Work to do
From the entries below, please gather each line containing the string "Auberger".

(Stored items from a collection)
** start **
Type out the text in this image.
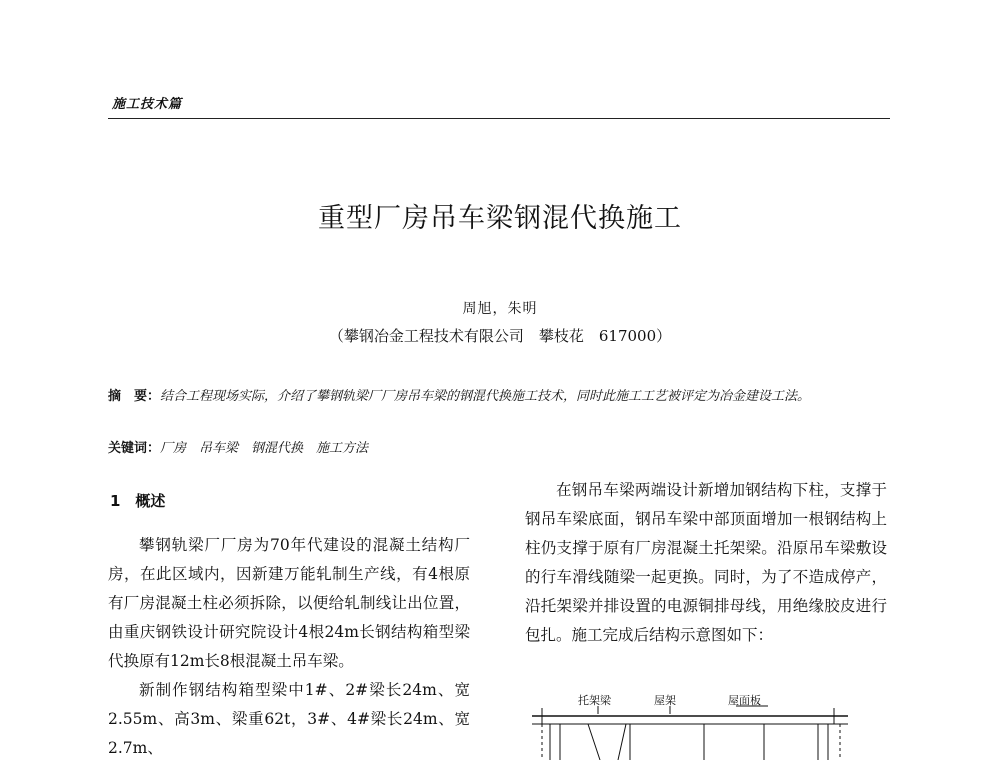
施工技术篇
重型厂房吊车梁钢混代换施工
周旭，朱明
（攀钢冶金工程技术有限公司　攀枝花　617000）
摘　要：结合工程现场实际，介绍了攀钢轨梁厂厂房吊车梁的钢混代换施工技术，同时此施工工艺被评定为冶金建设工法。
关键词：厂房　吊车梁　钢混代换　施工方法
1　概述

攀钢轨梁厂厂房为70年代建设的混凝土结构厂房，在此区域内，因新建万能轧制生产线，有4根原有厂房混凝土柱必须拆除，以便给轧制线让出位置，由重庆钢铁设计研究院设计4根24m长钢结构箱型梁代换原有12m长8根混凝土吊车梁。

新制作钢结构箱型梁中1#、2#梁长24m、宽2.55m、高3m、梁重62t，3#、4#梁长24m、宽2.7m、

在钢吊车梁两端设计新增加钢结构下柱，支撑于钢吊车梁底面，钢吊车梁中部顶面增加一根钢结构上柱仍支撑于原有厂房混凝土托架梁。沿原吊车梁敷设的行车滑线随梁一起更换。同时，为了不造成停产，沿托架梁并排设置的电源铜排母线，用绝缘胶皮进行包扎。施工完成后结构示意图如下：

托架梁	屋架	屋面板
** end **
** start **
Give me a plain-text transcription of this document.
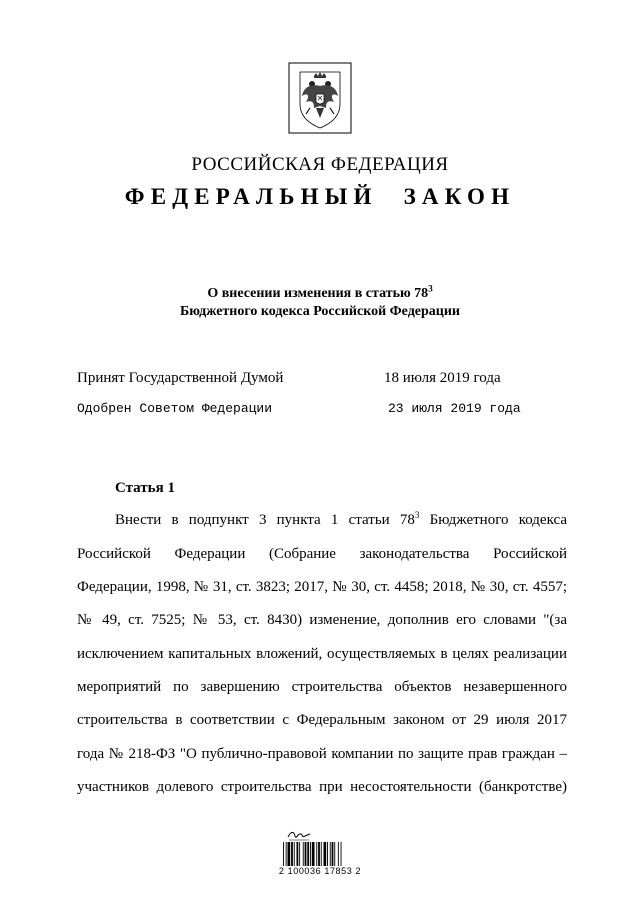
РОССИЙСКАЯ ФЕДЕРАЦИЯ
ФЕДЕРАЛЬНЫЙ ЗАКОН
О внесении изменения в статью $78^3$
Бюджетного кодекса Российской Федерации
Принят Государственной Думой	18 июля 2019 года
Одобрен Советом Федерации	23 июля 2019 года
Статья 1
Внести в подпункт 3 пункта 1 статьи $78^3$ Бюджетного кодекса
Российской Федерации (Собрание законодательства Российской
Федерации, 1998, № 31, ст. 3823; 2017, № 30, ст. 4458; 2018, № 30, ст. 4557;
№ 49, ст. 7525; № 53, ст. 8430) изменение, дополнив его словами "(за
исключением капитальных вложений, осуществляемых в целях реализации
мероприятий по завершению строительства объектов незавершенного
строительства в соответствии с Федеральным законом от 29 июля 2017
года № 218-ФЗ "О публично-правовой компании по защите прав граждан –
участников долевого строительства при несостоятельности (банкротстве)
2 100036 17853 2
** end **
** start **
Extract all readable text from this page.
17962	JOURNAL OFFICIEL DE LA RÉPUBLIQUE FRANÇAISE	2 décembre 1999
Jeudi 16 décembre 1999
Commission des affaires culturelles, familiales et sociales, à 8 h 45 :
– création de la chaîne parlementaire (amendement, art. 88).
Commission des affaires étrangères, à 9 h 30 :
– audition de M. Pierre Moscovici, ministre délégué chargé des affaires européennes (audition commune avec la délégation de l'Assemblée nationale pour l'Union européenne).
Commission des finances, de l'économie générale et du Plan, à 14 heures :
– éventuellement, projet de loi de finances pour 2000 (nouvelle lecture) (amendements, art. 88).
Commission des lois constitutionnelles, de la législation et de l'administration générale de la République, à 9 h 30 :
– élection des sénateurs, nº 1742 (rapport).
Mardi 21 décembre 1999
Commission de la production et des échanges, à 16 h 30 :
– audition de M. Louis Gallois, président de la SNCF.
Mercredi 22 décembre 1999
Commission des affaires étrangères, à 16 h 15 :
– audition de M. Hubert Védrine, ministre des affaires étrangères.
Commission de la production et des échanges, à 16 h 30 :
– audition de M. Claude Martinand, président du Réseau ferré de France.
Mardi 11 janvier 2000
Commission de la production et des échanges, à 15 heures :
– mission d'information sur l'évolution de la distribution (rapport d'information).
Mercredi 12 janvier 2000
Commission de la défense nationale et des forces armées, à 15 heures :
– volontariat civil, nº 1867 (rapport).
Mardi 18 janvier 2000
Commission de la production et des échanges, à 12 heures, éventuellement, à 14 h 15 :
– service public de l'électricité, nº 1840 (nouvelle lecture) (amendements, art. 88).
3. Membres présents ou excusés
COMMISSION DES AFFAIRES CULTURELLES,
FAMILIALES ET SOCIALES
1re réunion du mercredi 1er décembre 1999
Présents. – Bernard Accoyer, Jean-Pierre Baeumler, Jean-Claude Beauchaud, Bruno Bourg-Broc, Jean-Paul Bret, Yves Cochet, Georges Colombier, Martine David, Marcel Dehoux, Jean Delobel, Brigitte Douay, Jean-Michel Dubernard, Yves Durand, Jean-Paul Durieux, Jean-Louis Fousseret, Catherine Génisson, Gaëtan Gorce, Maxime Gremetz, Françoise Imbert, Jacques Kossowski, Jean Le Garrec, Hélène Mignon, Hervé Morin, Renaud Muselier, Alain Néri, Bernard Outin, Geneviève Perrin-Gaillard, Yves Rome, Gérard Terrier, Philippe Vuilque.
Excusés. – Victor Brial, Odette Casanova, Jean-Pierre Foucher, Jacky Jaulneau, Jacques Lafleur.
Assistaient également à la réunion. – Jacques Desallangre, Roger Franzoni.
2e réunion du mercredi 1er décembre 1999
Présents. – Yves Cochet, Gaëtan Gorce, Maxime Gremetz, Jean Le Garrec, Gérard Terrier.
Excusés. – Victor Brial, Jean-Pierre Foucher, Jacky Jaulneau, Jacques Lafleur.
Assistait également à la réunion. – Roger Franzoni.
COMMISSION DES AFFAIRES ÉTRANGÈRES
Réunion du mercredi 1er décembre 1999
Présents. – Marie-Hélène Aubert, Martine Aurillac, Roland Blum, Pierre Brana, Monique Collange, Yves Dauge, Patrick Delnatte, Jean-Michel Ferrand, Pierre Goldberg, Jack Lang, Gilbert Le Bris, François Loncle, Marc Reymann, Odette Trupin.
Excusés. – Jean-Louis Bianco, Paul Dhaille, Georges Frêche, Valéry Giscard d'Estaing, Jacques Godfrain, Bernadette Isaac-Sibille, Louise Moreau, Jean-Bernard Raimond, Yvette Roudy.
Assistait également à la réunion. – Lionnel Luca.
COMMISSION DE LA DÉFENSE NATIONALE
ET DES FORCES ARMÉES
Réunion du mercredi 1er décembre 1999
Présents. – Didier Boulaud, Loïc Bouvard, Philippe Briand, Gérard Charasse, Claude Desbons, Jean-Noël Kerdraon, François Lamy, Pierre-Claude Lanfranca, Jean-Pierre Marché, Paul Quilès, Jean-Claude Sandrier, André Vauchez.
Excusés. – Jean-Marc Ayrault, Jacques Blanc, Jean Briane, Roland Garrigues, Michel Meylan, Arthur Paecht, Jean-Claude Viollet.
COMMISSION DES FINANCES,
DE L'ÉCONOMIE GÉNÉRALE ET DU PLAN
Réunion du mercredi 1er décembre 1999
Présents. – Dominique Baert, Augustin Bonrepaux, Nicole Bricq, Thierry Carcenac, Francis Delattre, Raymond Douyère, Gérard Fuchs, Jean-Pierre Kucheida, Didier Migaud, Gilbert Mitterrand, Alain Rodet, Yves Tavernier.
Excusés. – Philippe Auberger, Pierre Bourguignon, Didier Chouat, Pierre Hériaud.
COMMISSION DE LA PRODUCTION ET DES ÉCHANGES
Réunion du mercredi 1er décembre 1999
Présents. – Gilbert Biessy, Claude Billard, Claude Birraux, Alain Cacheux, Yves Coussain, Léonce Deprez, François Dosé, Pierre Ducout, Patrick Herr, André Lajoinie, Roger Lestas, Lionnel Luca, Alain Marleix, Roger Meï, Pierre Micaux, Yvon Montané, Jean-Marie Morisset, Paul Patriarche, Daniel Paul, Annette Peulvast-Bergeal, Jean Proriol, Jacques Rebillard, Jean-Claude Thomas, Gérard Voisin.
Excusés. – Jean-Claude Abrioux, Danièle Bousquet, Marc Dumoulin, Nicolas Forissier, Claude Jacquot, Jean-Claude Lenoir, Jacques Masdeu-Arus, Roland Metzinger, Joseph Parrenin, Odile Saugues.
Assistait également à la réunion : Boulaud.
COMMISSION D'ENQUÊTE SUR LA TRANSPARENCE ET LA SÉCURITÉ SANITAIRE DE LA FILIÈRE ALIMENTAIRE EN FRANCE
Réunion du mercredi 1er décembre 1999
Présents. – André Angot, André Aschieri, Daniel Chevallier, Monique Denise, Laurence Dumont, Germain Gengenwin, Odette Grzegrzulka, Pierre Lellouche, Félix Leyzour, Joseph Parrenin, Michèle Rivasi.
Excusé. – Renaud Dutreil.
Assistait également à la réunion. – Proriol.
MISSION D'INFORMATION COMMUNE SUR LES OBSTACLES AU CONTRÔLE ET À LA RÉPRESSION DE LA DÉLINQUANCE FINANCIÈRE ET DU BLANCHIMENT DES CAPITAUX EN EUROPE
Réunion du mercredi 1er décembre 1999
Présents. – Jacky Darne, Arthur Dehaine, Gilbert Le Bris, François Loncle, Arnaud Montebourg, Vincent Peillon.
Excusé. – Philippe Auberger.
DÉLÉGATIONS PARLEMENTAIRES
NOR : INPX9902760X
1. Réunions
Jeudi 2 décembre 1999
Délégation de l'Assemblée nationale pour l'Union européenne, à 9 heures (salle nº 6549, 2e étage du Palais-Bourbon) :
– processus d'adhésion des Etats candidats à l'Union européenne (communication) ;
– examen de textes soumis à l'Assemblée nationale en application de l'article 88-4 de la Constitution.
** end **
Final result
Excusés. – Philippe Auberger, Pierre Bourguignon, Didier Chouat, Pierre Hériaud.
Excusé. – Philippe Auberger.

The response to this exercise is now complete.